Exercise material:
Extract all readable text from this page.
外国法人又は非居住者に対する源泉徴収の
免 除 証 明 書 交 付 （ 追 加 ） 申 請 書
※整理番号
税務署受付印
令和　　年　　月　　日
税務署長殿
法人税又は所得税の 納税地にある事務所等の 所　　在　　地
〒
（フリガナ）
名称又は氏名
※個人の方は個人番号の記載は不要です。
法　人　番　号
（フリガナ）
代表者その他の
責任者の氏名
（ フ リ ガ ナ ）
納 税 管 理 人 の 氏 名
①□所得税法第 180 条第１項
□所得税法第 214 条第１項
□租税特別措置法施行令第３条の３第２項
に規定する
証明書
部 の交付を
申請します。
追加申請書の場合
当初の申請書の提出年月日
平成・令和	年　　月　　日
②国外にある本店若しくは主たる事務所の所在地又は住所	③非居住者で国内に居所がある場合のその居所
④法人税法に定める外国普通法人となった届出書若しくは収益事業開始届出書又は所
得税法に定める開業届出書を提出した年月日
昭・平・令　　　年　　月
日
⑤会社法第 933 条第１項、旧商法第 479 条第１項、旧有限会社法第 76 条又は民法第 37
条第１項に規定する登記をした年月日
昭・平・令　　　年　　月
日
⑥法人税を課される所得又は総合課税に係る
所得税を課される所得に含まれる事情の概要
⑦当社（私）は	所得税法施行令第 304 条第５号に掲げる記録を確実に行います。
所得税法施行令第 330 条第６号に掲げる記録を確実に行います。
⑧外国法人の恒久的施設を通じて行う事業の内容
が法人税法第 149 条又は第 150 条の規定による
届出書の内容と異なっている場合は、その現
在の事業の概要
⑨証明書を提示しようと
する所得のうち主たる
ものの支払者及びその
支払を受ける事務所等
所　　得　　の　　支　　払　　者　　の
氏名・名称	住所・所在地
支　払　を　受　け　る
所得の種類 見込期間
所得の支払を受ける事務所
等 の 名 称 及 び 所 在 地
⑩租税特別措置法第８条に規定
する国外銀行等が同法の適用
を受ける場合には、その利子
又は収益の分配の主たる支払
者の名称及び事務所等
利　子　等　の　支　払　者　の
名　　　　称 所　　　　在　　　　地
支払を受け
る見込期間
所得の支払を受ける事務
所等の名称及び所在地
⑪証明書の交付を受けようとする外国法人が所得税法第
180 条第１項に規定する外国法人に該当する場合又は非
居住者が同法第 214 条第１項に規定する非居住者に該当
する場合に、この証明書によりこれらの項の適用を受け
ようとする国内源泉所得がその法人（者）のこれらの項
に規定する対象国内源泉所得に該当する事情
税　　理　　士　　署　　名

Short task:
Reproduce all of the entries word for word.

Problem solution:
Extract all readable text from this page.
外国法人又は非居住者に対する源泉徴収の
免 除 証 明 書 交 付 （ 追 加 ） 申 請 書
※整理番号
税務署受付印
令和　　年　　月　　日
税務署長殿
法人税又は所得税の 納税地にある事務所等の 所　　在　　地
〒
（フリガナ）
名称又は氏名
※個人の方は個人番号の記載は不要です。
法　人　番　号
（フリガナ）
代表者その他の
責任者の氏名
（ フ リ ガ ナ ）
納 税 管 理 人 の 氏 名
①□所得税法第 180 条第１項
□所得税法第 214 条第１項
□租税特別措置法施行令第３条の３第２項
に規定する
証明書
部 の交付を
申請します。
追加申請書の場合
当初の申請書の提出年月日
平成・令和	年　　月　　日
②国外にある本店若しくは主たる事務所の所在地又は住所	③非居住者で国内に居所がある場合のその居所
④法人税法に定める外国普通法人となった届出書若しくは収益事業開始届出書又は所
得税法に定める開業届出書を提出した年月日
昭・平・令　　　年　　月
日
⑤会社法第 933 条第１項、旧商法第 479 条第１項、旧有限会社法第 76 条又は民法第 37
条第１項に規定する登記をした年月日
昭・平・令　　　年　　月
日
⑥法人税を課される所得又は総合課税に係る
所得税を課される所得に含まれる事情の概要
⑦当社（私）は	所得税法施行令第 304 条第５号に掲げる記録を確実に行います。
所得税法施行令第 330 条第６号に掲げる記録を確実に行います。
⑧外国法人の恒久的施設を通じて行う事業の内容
が法人税法第 149 条又は第 150 条の規定による
届出書の内容と異なっている場合は、その現
在の事業の概要
⑨証明書を提示しようと
する所得のうち主たる
ものの支払者及びその
支払を受ける事務所等
所　　得　　の　　支　　払　　者　　の
氏名・名称	住所・所在地
支　払　を　受　け　る
所得の種類 見込期間
所得の支払を受ける事務所
等 の 名 称 及 び 所 在 地
⑩租税特別措置法第８条に規定
する国外銀行等が同法の適用
を受ける場合には、その利子
又は収益の分配の主たる支払
者の名称及び事務所等
利　子　等　の　支　払　者　の
名　　　　称 所　　　　在　　　　地
支払を受け
る見込期間
所得の支払を受ける事務
所等の名称及び所在地
⑪証明書の交付を受けようとする外国法人が所得税法第
180 条第１項に規定する外国法人に該当する場合又は非
居住者が同法第 214 条第１項に規定する非居住者に該当
する場合に、この証明書によりこれらの項の適用を受け
ようとする国内源泉所得がその法人（者）のこれらの項
に規定する対象国内源泉所得に該当する事情
税　　理　　士　　署　　名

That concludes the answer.